Job: Every line that contains the word "JSON" should be copied out.

(Figure record extracts)
# # #

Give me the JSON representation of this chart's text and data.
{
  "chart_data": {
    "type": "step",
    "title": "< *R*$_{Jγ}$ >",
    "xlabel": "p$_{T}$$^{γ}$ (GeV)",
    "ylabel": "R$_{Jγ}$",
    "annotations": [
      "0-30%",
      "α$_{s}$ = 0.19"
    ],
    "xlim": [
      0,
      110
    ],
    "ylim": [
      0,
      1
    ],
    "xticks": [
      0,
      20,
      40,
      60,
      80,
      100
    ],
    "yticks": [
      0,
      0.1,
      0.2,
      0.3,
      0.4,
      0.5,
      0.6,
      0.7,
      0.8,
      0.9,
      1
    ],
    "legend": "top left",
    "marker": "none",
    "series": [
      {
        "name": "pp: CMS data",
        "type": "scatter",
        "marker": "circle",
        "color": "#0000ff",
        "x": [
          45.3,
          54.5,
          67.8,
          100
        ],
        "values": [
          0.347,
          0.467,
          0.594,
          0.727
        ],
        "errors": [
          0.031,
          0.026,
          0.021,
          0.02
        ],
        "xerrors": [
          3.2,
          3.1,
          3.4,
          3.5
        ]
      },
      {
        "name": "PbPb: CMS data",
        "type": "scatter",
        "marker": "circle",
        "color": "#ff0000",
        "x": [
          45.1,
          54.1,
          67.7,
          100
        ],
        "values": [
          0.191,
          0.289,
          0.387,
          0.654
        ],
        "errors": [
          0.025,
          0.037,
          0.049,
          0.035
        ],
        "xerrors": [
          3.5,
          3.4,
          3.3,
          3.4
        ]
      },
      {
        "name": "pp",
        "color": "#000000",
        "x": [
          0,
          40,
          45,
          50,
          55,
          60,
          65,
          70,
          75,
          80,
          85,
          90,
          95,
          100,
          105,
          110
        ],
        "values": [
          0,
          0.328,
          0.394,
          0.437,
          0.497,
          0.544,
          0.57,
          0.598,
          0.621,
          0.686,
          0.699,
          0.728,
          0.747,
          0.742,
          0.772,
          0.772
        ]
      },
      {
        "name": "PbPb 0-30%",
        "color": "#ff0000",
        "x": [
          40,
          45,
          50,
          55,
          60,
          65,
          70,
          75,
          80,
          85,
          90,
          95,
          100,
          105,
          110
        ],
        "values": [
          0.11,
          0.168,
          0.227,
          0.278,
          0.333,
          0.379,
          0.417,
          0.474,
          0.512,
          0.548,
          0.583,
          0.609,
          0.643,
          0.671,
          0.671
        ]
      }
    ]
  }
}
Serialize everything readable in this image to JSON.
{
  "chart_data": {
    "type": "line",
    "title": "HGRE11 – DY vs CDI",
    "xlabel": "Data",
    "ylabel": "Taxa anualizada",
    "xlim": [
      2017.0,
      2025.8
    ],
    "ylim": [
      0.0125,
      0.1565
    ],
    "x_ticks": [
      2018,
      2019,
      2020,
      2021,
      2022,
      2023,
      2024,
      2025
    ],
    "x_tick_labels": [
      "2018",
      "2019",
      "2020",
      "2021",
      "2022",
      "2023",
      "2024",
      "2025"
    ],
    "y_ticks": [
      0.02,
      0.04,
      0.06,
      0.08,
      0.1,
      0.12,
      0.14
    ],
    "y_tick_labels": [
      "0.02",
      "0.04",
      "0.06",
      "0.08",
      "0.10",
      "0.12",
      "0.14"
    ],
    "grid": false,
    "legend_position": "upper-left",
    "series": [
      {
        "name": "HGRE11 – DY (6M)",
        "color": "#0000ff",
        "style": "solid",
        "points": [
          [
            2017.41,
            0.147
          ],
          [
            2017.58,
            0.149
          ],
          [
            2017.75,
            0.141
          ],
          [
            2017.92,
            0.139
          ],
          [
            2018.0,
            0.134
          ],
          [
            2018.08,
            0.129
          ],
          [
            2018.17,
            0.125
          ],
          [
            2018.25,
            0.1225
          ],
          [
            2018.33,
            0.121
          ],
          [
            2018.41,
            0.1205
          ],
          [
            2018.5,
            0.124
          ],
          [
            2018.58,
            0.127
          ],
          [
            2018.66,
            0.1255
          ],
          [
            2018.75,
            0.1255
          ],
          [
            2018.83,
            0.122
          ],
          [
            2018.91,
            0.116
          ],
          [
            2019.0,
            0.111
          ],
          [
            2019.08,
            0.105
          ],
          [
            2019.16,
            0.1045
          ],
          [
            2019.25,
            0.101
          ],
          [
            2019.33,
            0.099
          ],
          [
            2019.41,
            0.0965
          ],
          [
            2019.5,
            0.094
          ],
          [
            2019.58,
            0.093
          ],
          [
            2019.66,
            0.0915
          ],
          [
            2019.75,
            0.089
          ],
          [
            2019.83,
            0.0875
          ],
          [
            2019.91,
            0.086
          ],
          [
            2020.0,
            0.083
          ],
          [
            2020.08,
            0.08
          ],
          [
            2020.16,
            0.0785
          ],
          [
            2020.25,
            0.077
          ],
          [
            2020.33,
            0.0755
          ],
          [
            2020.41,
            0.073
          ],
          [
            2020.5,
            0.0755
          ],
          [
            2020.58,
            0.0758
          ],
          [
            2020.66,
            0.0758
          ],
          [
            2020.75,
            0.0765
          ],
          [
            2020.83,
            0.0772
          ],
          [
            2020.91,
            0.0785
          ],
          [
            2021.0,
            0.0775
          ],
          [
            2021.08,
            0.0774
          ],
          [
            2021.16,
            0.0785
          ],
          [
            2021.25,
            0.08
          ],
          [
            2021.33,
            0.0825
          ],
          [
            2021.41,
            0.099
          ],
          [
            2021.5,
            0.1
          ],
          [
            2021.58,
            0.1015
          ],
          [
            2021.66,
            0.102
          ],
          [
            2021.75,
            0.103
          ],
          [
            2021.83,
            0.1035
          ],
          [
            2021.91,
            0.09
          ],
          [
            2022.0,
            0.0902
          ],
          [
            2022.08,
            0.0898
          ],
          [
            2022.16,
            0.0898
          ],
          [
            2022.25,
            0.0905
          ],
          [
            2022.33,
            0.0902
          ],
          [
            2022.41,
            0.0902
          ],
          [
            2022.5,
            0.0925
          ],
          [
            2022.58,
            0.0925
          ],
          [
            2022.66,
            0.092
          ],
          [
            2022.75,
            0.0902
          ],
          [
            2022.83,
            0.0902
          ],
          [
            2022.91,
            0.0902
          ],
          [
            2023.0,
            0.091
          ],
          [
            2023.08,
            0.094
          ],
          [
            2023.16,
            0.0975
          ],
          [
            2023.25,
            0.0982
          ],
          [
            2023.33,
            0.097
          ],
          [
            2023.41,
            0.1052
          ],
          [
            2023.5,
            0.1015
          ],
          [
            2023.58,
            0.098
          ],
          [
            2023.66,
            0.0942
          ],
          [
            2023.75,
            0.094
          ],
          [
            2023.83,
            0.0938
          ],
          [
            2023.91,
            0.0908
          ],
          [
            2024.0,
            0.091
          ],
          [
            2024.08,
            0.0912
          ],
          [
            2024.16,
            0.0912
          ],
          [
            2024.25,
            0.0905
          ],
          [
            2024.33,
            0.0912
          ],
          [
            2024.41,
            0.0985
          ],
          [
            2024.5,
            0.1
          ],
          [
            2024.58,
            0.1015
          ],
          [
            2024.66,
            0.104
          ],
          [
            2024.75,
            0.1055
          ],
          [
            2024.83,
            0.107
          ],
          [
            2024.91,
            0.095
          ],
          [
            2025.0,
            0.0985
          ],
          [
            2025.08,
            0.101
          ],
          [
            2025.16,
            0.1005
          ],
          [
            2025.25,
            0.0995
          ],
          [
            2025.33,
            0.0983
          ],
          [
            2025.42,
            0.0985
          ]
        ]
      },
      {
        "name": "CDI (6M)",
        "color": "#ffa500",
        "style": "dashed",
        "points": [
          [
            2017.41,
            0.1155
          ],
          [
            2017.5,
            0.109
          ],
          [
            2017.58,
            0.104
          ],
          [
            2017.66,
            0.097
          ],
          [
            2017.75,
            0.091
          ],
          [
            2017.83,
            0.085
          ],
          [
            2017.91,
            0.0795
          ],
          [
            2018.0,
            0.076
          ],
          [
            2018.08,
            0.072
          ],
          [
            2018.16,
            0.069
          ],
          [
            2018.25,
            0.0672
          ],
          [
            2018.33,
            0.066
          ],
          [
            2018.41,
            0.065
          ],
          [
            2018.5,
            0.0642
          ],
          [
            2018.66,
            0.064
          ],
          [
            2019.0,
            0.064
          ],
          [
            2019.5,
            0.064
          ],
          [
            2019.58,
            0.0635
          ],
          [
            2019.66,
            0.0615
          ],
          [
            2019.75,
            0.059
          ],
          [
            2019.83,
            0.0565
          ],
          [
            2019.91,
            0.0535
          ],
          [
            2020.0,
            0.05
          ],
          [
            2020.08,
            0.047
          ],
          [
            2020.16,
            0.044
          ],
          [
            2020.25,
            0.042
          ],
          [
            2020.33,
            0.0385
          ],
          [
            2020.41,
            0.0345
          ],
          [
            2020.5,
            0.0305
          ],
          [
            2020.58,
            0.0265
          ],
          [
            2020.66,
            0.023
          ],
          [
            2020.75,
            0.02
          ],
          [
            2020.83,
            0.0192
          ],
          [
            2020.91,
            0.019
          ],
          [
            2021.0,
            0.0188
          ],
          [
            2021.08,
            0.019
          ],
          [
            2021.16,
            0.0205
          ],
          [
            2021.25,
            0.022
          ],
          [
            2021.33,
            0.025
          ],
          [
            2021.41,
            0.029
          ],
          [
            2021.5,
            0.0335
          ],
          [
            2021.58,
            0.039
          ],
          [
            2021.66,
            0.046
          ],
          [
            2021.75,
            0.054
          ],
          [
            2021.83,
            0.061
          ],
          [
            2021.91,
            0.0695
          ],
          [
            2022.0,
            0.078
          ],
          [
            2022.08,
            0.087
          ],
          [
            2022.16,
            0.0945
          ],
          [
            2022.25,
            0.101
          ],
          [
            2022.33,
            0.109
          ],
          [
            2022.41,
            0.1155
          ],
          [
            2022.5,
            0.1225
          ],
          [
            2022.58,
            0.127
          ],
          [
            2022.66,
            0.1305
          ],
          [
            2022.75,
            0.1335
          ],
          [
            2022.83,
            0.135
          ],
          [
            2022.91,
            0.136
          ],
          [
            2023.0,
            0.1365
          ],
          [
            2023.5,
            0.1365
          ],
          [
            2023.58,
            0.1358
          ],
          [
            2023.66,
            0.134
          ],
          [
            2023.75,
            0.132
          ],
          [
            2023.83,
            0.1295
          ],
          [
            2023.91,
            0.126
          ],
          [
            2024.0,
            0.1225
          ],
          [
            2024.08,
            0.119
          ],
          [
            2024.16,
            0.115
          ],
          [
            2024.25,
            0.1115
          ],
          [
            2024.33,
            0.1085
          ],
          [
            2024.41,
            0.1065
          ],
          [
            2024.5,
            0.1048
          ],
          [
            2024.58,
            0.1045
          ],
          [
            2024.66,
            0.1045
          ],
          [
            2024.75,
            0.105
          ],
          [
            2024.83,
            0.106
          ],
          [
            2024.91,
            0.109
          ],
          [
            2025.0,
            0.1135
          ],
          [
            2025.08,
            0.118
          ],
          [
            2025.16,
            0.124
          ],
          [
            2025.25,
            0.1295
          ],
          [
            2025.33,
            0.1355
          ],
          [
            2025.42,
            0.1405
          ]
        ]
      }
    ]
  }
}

# # #

Written response:
Give me the JSON representation of this chart's text and data.
Serialize everything readable in this image to JSON.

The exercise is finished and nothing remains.